## Short exercise
Pull every line containing "with" from the entries.
--*--
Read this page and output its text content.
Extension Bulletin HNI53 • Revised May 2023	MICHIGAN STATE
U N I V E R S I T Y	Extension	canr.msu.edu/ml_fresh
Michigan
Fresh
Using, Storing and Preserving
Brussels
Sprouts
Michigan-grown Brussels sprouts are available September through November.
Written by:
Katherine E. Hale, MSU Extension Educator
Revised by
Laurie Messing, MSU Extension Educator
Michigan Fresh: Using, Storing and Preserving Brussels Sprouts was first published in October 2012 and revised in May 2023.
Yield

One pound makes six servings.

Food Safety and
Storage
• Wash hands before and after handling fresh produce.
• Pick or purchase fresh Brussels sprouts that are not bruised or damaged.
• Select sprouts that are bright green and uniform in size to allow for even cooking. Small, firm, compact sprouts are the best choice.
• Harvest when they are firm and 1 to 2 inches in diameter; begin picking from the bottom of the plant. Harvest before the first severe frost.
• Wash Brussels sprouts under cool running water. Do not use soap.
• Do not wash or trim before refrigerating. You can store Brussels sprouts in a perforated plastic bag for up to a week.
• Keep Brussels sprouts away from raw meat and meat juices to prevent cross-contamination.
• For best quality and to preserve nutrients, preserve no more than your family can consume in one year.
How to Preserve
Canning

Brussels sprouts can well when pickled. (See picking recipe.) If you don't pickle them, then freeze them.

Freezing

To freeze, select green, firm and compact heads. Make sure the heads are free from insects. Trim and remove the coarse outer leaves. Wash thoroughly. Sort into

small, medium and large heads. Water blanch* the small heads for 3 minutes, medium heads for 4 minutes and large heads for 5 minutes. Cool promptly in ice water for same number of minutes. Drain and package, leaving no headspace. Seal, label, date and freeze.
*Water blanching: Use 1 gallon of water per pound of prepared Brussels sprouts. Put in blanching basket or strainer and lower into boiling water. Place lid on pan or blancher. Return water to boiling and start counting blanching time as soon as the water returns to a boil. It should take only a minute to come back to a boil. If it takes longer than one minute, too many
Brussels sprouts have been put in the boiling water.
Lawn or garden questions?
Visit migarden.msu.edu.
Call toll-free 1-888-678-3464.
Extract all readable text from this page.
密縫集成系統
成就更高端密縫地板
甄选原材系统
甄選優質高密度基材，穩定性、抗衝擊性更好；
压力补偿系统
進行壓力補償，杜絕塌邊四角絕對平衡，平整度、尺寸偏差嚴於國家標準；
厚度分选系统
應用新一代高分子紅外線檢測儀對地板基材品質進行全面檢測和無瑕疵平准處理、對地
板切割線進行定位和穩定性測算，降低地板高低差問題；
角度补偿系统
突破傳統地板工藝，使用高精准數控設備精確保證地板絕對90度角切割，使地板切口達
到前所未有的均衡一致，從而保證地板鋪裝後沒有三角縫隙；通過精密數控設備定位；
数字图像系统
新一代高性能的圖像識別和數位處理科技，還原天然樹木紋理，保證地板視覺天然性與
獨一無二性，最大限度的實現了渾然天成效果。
--*--
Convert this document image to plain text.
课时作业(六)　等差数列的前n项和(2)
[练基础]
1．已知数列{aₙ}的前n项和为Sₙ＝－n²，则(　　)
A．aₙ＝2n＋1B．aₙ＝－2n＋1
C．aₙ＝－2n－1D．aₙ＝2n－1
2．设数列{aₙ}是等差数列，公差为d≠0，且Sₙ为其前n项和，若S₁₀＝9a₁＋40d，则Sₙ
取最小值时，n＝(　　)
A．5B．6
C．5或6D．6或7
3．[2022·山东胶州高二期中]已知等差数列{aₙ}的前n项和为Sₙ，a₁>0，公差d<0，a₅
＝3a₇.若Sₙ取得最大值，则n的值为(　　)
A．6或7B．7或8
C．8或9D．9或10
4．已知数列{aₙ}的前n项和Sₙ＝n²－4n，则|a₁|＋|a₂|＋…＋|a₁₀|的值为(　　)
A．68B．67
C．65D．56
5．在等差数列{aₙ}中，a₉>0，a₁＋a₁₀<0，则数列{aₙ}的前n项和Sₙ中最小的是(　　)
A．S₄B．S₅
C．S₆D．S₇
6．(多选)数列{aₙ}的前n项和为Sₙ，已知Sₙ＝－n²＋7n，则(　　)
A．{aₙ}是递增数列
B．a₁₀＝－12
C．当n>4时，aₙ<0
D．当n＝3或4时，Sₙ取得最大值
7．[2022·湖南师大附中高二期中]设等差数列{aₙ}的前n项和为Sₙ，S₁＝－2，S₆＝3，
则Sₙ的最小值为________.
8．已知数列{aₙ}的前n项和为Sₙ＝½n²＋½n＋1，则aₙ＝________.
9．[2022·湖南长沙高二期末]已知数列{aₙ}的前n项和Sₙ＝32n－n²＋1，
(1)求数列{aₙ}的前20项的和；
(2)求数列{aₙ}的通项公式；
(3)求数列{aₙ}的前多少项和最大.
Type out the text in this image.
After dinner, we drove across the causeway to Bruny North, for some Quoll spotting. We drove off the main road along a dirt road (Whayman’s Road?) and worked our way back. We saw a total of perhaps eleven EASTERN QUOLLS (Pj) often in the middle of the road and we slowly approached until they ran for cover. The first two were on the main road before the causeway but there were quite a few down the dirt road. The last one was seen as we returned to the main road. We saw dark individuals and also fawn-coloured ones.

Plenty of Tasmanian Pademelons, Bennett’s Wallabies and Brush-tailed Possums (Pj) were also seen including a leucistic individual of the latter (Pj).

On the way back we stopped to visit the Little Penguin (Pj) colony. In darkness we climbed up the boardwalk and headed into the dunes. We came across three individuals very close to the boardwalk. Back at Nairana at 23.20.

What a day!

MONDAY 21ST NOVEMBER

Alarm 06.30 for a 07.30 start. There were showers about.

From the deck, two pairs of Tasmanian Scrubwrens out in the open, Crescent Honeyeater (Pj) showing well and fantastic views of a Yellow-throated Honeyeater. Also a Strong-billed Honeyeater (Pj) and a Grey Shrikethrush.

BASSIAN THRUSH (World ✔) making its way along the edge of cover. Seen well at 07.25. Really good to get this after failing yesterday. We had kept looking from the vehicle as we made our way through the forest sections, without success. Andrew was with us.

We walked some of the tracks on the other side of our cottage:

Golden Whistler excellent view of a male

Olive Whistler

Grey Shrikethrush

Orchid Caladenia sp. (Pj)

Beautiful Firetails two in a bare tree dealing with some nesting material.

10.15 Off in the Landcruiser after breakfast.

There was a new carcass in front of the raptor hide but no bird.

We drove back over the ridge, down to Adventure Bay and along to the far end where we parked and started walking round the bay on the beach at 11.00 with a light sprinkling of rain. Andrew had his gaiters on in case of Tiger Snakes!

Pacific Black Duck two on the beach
--*--
## Expected answer
BASSIAN THRUSH (World ✔) making its way along the edge of cover. Seen well at 07.25. Really good to get this after failing yesterday. We had kept looking from the vehicle as we made our way through the forest sections, without success. Andrew was with us.
Beautiful Firetails two in a bare tree dealing with some nesting material.
We drove back over the ridge, down to Adventure Bay and along to the far end where we parked and started walking round the bay on the beach at 11.00 with a light sprinkling of rain. Andrew had his gaiters on in case of Tiger Snakes!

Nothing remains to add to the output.